— begin TASK MATERIAL —
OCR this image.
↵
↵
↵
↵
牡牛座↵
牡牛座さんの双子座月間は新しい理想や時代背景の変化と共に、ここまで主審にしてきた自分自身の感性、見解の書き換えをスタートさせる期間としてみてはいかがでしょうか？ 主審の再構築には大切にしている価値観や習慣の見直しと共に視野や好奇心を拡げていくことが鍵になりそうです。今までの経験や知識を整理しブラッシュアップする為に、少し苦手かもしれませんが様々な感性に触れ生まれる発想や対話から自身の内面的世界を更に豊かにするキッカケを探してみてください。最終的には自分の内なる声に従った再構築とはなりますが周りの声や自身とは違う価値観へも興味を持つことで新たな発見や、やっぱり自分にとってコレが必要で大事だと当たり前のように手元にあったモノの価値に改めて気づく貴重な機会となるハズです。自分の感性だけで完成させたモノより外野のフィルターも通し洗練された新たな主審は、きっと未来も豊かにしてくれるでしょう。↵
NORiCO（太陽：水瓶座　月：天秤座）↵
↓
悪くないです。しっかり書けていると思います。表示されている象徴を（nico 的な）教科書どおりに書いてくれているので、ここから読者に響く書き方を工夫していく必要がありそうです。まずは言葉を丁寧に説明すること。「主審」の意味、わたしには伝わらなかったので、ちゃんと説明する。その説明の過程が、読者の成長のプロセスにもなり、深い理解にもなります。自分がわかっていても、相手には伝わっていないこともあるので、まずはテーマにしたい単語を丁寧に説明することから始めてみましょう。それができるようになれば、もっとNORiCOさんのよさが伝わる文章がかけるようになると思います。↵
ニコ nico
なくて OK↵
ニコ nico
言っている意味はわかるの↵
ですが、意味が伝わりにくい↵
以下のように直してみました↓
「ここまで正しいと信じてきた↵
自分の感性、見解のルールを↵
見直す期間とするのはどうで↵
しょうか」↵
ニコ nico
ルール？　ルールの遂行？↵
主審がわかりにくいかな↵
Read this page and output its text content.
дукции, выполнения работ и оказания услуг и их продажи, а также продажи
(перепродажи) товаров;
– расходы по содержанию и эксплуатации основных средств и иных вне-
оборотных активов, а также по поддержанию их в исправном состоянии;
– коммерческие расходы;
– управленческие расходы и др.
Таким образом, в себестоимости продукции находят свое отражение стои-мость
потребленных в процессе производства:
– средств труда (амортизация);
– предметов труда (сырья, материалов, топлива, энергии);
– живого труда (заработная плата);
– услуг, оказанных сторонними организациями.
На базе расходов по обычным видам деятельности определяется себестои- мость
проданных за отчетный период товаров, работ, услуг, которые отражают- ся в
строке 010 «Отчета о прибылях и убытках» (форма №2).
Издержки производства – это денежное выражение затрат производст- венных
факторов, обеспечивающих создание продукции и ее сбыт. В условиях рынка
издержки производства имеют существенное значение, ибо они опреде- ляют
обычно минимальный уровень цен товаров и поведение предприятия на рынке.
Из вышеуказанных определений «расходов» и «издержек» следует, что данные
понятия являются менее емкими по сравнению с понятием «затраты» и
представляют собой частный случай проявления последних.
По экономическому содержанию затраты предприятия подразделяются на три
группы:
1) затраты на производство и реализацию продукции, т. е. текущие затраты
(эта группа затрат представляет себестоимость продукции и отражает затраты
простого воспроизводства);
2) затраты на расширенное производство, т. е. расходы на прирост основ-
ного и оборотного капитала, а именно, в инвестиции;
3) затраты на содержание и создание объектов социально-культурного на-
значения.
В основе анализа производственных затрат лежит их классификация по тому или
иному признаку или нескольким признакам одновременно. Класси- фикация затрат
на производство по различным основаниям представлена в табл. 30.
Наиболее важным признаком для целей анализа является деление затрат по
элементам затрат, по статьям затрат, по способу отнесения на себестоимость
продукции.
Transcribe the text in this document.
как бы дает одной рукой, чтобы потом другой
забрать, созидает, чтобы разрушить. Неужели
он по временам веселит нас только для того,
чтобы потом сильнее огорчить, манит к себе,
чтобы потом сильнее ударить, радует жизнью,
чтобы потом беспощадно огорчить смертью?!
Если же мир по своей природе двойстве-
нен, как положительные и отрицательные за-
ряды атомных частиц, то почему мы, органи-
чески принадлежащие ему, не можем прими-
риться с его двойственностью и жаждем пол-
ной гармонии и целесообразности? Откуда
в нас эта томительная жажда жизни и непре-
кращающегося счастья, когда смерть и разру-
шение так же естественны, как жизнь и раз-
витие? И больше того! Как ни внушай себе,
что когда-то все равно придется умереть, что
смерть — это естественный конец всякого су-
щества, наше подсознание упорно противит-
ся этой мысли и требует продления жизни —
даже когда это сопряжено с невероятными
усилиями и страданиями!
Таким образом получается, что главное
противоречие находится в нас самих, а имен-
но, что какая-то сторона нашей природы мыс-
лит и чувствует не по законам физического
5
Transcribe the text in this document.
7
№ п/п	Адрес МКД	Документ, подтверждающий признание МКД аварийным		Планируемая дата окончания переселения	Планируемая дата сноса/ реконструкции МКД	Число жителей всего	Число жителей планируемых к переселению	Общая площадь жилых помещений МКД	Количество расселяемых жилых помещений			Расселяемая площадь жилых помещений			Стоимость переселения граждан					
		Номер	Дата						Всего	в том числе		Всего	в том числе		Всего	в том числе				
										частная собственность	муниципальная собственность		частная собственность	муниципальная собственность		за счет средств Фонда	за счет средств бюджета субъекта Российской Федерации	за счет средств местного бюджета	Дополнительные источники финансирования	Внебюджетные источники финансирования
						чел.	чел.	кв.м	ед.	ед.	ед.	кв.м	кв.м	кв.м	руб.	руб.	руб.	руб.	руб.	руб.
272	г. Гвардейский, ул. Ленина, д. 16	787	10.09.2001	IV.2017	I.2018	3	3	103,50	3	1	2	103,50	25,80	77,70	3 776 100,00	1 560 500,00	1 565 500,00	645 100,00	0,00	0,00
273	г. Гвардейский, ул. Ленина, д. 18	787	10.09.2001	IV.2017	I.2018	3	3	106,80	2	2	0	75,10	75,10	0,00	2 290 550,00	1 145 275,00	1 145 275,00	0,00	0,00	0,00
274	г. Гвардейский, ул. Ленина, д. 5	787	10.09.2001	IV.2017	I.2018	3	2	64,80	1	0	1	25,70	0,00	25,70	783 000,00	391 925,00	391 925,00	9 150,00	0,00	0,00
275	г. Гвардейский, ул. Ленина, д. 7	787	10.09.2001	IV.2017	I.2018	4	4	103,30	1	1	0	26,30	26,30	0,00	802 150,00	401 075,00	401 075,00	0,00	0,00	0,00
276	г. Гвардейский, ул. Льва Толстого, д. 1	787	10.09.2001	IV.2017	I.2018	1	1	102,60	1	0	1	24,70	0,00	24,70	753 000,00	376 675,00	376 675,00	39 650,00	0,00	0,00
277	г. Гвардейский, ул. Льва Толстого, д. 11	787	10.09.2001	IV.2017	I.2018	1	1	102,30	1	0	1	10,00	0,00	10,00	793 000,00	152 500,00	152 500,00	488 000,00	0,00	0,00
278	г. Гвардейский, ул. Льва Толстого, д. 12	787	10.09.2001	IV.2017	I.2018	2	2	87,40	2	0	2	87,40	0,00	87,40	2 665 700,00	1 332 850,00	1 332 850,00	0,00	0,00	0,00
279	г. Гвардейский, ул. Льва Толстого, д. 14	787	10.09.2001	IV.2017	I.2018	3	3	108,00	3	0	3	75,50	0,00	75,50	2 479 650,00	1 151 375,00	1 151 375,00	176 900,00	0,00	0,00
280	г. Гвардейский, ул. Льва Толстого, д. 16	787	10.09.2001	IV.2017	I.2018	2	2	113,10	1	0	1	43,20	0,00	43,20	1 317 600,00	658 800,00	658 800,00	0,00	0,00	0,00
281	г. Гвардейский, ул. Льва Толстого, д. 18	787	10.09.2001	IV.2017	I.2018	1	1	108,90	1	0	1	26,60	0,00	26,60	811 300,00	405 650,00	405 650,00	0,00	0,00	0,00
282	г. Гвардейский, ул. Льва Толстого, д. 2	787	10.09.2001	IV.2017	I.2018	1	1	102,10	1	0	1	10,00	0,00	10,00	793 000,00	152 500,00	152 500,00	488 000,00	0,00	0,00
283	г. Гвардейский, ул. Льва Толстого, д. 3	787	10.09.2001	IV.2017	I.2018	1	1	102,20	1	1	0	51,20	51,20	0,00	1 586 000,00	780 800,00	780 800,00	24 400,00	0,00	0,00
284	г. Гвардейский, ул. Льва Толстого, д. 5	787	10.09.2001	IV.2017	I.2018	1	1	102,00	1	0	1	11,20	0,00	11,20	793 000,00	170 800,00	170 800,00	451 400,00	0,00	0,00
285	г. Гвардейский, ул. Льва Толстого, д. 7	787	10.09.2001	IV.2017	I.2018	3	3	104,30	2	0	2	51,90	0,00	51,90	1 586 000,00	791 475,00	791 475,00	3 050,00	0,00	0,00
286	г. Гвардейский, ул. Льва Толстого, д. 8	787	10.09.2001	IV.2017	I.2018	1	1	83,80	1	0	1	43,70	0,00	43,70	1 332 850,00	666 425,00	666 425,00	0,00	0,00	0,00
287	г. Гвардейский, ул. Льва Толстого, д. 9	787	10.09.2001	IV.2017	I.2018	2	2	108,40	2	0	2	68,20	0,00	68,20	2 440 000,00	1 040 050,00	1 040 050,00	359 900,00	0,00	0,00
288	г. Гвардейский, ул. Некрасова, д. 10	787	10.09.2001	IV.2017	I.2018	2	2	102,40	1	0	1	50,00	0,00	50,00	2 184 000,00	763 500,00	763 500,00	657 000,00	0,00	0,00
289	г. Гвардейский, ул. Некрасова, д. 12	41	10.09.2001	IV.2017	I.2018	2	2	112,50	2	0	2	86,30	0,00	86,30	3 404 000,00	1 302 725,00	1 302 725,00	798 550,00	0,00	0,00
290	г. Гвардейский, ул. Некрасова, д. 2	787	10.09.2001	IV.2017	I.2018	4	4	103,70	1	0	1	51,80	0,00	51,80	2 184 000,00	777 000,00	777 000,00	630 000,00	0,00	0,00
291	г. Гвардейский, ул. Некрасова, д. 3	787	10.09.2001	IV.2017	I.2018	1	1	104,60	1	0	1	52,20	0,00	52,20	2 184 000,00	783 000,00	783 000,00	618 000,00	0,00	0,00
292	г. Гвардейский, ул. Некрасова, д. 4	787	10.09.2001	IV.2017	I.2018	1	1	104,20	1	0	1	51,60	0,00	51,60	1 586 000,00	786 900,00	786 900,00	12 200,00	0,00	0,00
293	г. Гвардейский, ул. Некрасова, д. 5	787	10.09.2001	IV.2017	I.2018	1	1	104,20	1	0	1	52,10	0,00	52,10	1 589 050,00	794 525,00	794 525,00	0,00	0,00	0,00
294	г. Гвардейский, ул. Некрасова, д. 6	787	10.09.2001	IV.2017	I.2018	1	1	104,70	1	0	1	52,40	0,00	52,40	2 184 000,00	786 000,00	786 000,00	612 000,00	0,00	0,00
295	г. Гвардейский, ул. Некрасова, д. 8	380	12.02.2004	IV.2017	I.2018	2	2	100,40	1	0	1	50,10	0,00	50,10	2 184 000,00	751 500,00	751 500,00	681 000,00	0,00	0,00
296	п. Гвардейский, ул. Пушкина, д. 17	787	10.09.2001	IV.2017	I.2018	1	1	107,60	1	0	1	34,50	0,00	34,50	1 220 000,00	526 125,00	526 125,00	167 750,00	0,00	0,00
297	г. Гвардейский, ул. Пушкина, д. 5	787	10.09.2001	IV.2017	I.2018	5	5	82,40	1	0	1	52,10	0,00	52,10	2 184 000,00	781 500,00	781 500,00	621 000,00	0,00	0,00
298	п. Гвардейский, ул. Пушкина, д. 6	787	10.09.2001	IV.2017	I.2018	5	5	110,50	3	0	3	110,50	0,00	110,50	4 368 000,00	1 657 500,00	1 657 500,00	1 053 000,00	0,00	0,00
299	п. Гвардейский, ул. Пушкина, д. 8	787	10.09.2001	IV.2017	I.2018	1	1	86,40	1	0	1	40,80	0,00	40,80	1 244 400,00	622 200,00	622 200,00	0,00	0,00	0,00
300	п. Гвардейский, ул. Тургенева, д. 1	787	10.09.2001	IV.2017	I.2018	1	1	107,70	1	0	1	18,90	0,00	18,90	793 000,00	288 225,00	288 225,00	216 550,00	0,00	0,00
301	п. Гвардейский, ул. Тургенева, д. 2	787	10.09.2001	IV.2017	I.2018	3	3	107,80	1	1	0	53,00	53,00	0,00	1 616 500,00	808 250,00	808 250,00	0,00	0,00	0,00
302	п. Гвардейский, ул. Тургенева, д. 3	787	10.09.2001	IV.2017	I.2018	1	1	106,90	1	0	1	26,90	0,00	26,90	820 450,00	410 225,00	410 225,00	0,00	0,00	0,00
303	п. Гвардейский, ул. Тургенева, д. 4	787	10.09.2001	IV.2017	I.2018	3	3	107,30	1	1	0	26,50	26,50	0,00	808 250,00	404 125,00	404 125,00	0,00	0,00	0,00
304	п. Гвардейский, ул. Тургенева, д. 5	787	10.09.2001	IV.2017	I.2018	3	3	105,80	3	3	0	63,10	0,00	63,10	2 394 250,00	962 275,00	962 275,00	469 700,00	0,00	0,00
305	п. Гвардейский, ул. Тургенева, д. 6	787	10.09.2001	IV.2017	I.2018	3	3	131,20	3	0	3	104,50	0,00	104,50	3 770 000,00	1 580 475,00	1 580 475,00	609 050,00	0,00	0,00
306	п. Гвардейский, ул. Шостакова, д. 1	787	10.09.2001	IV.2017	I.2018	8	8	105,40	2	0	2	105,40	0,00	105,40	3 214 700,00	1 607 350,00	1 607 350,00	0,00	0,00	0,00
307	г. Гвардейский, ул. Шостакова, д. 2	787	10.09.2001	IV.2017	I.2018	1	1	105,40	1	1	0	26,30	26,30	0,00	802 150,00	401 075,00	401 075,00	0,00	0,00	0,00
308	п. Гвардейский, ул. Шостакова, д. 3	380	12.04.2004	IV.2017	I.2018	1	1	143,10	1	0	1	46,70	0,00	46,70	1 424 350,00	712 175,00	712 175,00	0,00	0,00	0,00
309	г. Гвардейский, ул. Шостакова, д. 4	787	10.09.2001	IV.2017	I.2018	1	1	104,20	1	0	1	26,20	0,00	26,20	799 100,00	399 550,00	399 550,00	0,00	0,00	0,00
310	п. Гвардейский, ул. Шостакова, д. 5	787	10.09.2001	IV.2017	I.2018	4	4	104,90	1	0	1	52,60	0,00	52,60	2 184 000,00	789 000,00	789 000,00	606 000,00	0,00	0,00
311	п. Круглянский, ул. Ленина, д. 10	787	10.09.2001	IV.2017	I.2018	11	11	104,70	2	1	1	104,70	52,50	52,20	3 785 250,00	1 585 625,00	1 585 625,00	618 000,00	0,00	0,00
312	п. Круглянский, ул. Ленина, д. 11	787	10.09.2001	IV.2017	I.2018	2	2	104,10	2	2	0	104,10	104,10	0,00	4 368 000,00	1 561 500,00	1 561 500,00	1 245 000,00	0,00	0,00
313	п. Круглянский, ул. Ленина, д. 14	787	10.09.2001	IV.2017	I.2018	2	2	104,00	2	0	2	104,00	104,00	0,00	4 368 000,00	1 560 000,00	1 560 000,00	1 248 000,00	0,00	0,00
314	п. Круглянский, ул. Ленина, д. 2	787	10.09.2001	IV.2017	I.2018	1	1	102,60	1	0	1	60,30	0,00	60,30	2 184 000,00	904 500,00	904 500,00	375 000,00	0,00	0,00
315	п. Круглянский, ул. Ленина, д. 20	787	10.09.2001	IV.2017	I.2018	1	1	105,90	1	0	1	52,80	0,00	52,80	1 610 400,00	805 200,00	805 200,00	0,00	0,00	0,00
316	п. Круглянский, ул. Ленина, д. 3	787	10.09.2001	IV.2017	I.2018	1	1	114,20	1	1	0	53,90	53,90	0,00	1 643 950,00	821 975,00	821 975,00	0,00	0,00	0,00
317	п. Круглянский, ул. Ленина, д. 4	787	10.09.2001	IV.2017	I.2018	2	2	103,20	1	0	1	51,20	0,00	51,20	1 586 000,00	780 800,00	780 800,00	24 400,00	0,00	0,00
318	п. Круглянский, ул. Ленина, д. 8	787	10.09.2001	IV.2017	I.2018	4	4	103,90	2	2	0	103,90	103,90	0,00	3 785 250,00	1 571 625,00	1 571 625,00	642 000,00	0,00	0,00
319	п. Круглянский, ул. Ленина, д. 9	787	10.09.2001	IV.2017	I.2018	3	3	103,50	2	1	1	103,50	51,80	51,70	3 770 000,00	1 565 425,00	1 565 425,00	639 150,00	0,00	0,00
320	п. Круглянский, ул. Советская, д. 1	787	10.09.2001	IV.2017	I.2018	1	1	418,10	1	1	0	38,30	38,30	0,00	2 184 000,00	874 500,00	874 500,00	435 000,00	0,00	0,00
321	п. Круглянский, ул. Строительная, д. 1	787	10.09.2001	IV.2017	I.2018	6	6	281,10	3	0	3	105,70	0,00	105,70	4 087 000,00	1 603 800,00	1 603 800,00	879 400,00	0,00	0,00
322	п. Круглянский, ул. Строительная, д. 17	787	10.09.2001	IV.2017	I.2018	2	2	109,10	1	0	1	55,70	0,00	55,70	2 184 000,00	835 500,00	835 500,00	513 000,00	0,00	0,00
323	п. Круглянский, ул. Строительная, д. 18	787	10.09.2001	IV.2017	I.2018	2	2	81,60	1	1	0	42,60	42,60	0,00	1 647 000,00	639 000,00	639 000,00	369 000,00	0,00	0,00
— end TASK MATERIAL —
▶ _WHAT THE TASK REQUIRES_
Find how many lines of the material carry the string "Пушкина". Only the number should be in the answer.

▶ _FINISHED EXERCISE_
4